## INSTRUCTIONS TO FOLLOW
Drop the pictures, then extract the listing word for word.
○ ○ ○ ○ ○
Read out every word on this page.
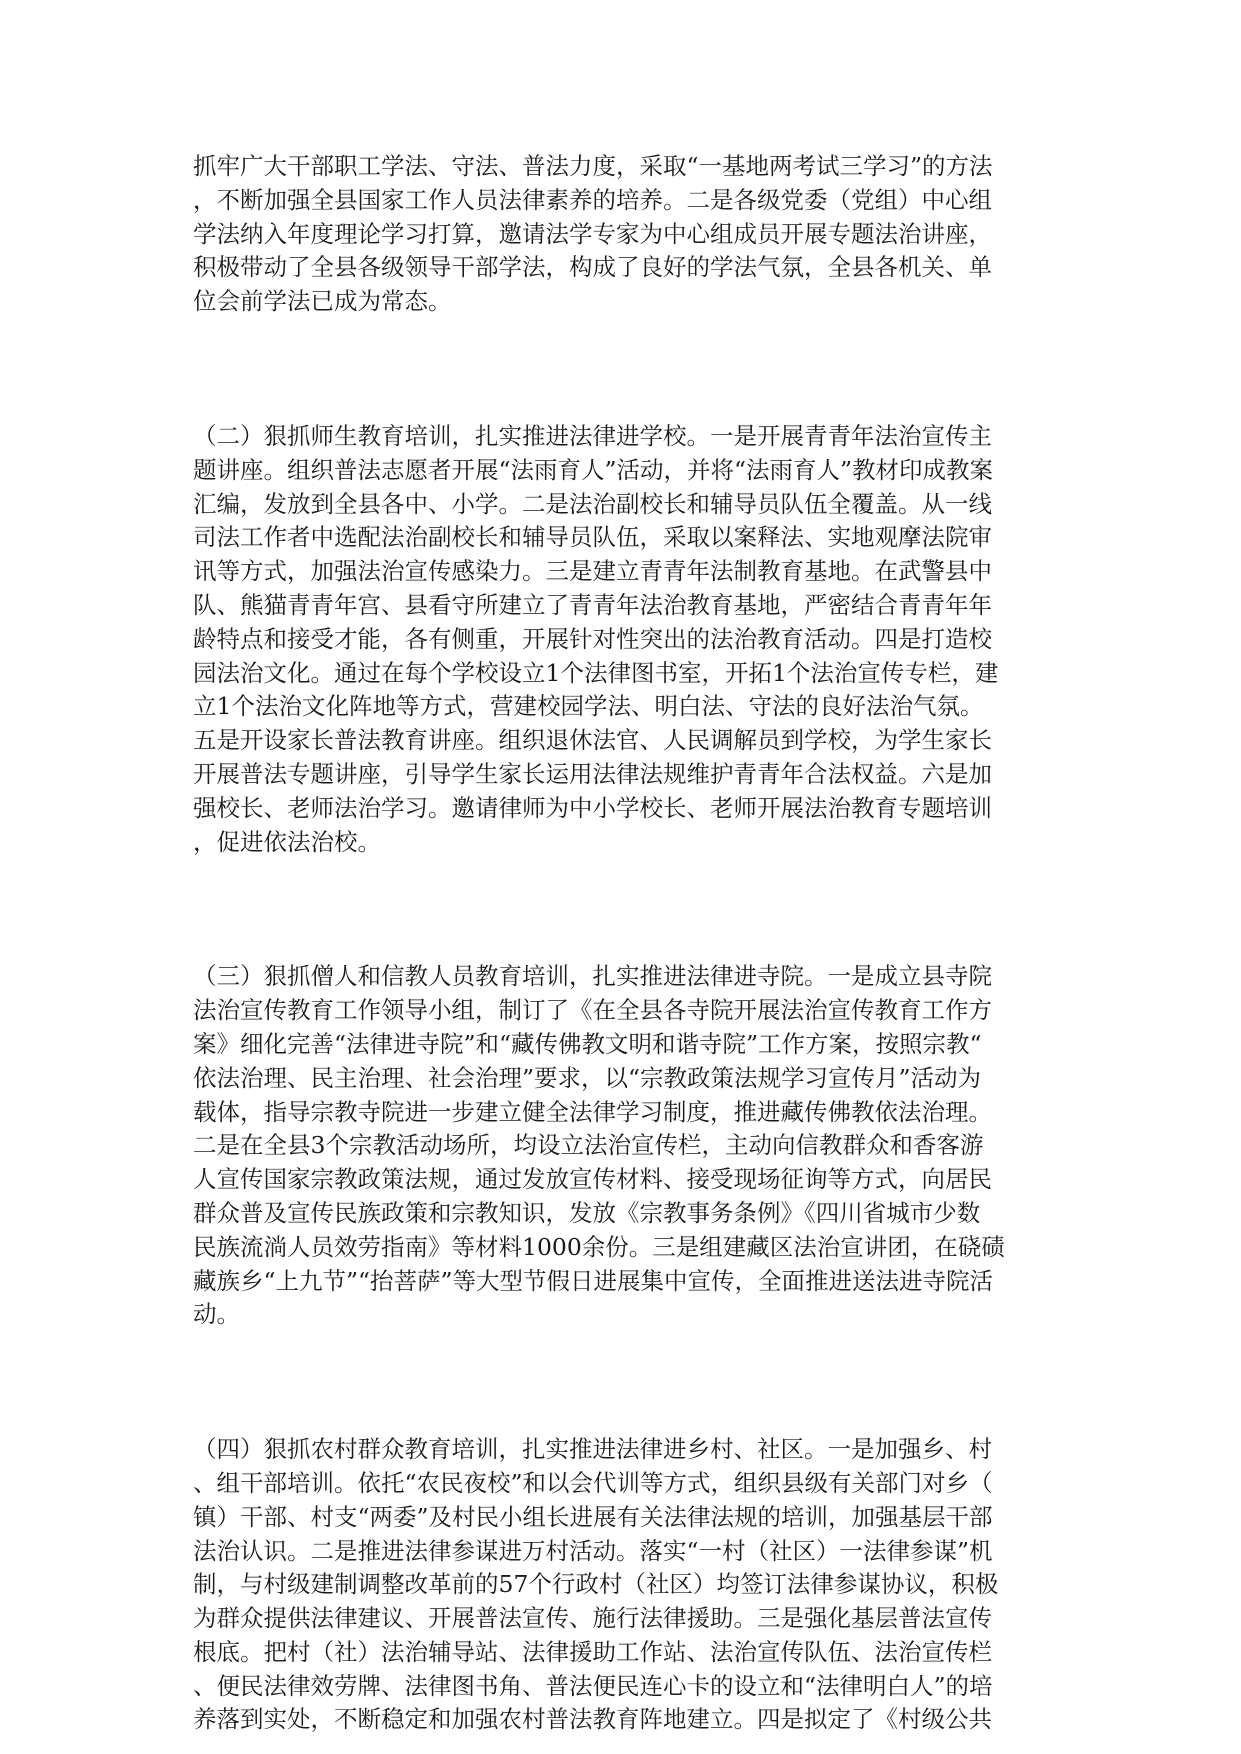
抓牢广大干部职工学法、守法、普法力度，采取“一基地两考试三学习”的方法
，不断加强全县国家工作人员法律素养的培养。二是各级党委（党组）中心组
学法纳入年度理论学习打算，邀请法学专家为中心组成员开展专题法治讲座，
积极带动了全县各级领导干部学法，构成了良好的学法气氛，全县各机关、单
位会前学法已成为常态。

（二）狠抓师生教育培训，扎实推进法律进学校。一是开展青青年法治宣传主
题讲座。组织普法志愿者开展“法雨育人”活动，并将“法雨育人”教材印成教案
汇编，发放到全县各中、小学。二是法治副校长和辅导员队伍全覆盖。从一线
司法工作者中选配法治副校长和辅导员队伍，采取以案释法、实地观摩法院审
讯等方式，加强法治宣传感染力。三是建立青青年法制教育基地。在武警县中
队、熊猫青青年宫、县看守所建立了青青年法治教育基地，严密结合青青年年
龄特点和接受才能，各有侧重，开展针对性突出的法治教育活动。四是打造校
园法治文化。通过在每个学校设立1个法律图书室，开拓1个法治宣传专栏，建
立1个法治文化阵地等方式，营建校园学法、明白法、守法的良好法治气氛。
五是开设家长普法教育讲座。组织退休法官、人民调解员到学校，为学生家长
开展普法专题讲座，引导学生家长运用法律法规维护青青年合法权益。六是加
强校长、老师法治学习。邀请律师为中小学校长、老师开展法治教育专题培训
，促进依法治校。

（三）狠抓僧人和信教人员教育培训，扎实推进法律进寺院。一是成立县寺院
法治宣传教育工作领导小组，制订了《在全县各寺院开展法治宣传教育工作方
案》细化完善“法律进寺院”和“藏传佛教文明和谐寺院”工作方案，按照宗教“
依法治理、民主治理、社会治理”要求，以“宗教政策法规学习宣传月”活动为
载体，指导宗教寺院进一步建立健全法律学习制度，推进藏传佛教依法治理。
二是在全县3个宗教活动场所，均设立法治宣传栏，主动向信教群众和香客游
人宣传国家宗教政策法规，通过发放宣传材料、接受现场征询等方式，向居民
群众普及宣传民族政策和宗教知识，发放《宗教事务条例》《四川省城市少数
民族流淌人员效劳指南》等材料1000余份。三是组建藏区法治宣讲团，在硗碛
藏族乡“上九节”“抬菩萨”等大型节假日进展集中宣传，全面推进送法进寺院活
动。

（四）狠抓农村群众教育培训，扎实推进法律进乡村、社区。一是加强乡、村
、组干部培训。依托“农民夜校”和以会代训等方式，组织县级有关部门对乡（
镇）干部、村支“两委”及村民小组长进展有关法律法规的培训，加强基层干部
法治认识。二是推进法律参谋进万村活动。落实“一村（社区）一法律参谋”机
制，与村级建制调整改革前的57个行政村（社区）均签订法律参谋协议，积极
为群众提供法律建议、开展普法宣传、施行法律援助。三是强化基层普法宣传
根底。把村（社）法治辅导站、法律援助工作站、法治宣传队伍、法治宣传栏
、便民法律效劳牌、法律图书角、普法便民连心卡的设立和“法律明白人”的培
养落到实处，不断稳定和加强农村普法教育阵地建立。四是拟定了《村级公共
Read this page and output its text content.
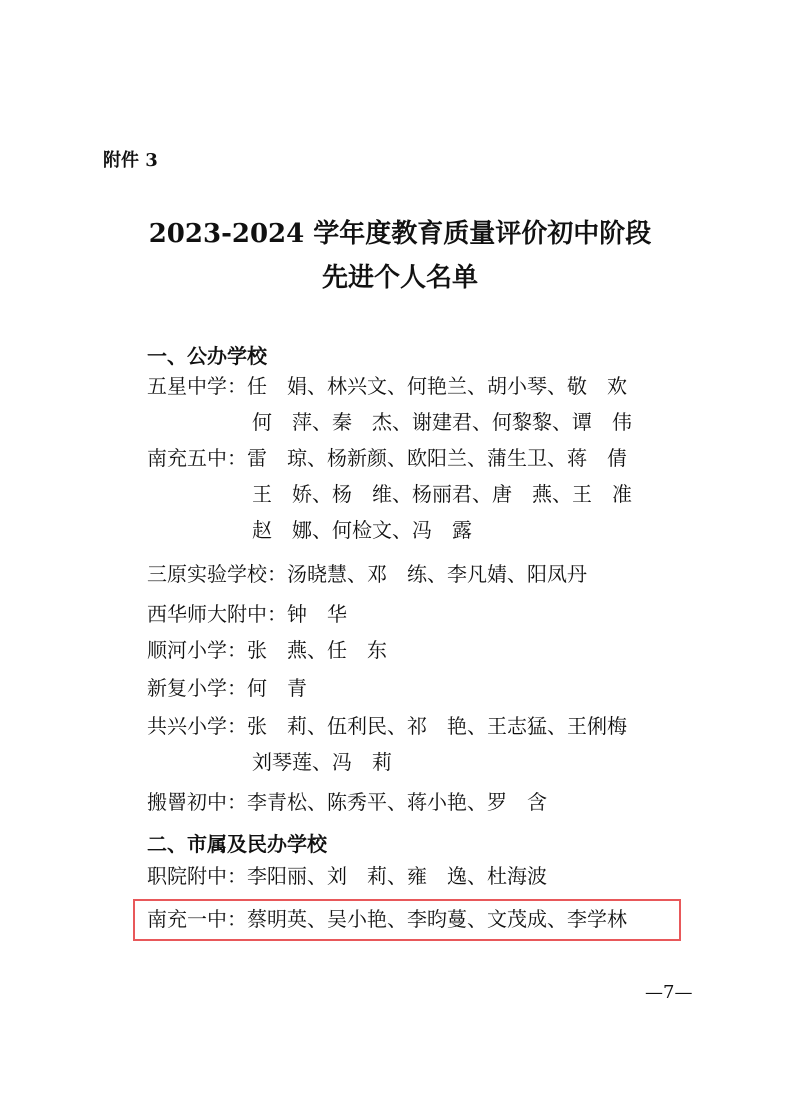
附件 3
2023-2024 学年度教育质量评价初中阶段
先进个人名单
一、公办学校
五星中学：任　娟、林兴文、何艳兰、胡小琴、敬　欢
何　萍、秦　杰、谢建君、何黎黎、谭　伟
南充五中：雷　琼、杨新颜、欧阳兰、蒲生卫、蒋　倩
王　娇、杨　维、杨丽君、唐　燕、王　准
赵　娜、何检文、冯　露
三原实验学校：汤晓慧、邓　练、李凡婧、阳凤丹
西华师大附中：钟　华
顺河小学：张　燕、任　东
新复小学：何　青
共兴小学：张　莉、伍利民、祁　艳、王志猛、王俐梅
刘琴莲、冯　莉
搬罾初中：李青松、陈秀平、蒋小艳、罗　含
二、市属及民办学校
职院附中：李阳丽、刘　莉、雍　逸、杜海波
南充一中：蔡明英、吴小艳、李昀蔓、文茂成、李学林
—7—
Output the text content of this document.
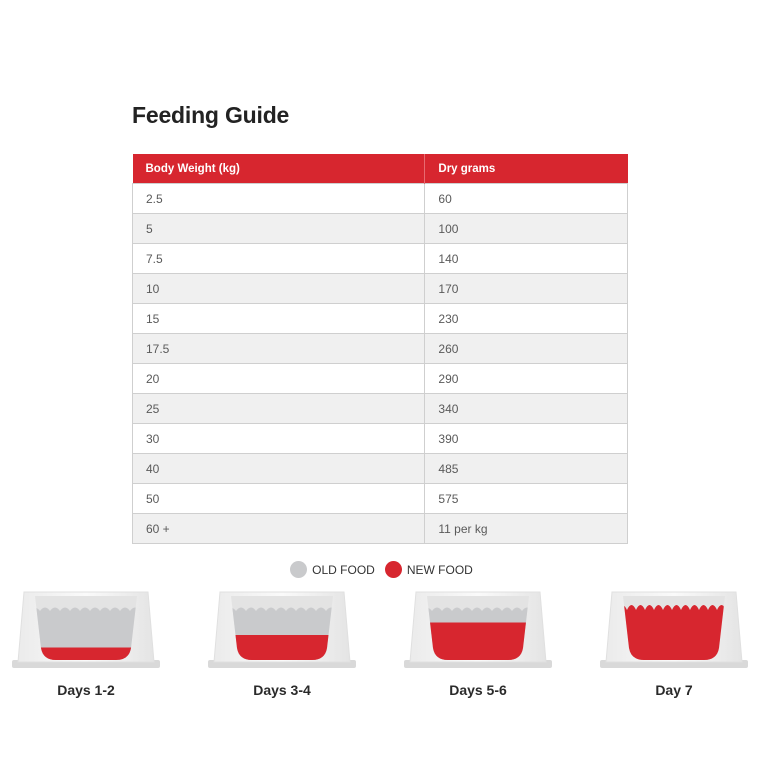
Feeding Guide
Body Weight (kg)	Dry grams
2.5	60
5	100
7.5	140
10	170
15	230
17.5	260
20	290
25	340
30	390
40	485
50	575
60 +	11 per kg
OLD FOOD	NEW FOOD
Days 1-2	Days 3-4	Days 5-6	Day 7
○ ○ ○ ○ ○
## RESPONSE
Read out every word on this page.
抓牢广大干部职工学法、守法、普法力度，采取“一基地两考试三学习”的方法
，不断加强全县国家工作人员法律素养的培养。二是各级党委（党组）中心组
学法纳入年度理论学习打算，邀请法学专家为中心组成员开展专题法治讲座，
积极带动了全县各级领导干部学法，构成了良好的学法气氛，全县各机关、单
位会前学法已成为常态。

（二）狠抓师生教育培训，扎实推进法律进学校。一是开展青青年法治宣传主
题讲座。组织普法志愿者开展“法雨育人”活动，并将“法雨育人”教材印成教案
汇编，发放到全县各中、小学。二是法治副校长和辅导员队伍全覆盖。从一线
司法工作者中选配法治副校长和辅导员队伍，采取以案释法、实地观摩法院审
讯等方式，加强法治宣传感染力。三是建立青青年法制教育基地。在武警县中
队、熊猫青青年宫、县看守所建立了青青年法治教育基地，严密结合青青年年
龄特点和接受才能，各有侧重，开展针对性突出的法治教育活动。四是打造校
园法治文化。通过在每个学校设立1个法律图书室，开拓1个法治宣传专栏，建
立1个法治文化阵地等方式，营建校园学法、明白法、守法的良好法治气氛。
五是开设家长普法教育讲座。组织退休法官、人民调解员到学校，为学生家长
开展普法专题讲座，引导学生家长运用法律法规维护青青年合法权益。六是加
强校长、老师法治学习。邀请律师为中小学校长、老师开展法治教育专题培训
，促进依法治校。

（三）狠抓僧人和信教人员教育培训，扎实推进法律进寺院。一是成立县寺院
法治宣传教育工作领导小组，制订了《在全县各寺院开展法治宣传教育工作方
案》细化完善“法律进寺院”和“藏传佛教文明和谐寺院”工作方案，按照宗教“
依法治理、民主治理、社会治理”要求，以“宗教政策法规学习宣传月”活动为
载体，指导宗教寺院进一步建立健全法律学习制度，推进藏传佛教依法治理。
二是在全县3个宗教活动场所，均设立法治宣传栏，主动向信教群众和香客游
人宣传国家宗教政策法规，通过发放宣传材料、接受现场征询等方式，向居民
群众普及宣传民族政策和宗教知识，发放《宗教事务条例》《四川省城市少数
民族流淌人员效劳指南》等材料1000余份。三是组建藏区法治宣讲团，在硗碛
藏族乡“上九节”“抬菩萨”等大型节假日进展集中宣传，全面推进送法进寺院活
动。

（四）狠抓农村群众教育培训，扎实推进法律进乡村、社区。一是加强乡、村
、组干部培训。依托“农民夜校”和以会代训等方式，组织县级有关部门对乡（
镇）干部、村支“两委”及村民小组长进展有关法律法规的培训，加强基层干部
法治认识。二是推进法律参谋进万村活动。落实“一村（社区）一法律参谋”机
制，与村级建制调整改革前的57个行政村（社区）均签订法律参谋协议，积极
为群众提供法律建议、开展普法宣传、施行法律援助。三是强化基层普法宣传
根底。把村（社）法治辅导站、法律援助工作站、法治宣传队伍、法治宣传栏
、便民法律效劳牌、法律图书角、普法便民连心卡的设立和“法律明白人”的培
养落到实处，不断稳定和加强农村普法教育阵地建立。四是拟定了《村级公共
Read this page and output its text content.
附件 3
2023-2024 学年度教育质量评价初中阶段
先进个人名单
一、公办学校
五星中学：任　娟、林兴文、何艳兰、胡小琴、敬　欢
何　萍、秦　杰、谢建君、何黎黎、谭　伟
南充五中：雷　琼、杨新颜、欧阳兰、蒲生卫、蒋　倩
王　娇、杨　维、杨丽君、唐　燕、王　准
赵　娜、何检文、冯　露
三原实验学校：汤晓慧、邓　练、李凡婧、阳凤丹
西华师大附中：钟　华
顺河小学：张　燕、任　东
新复小学：何　青
共兴小学：张　莉、伍利民、祁　艳、王志猛、王俐梅
刘琴莲、冯　莉
搬罾初中：李青松、陈秀平、蒋小艳、罗　含
二、市属及民办学校
职院附中：李阳丽、刘　莉、雍　逸、杜海波
南充一中：蔡明英、吴小艳、李昀蔓、文茂成、李学林
—7—
Output the text content of this document.
Feeding Guide
Body Weight (kg)	Dry grams
2.5	60
5	100
7.5	140
10	170
15	230
17.5	260
20	290
25	340
30	390
40	485
50	575
60 +	11 per kg
OLD FOOD	NEW FOOD
Days 1-2	Days 3-4	Days 5-6	Day 7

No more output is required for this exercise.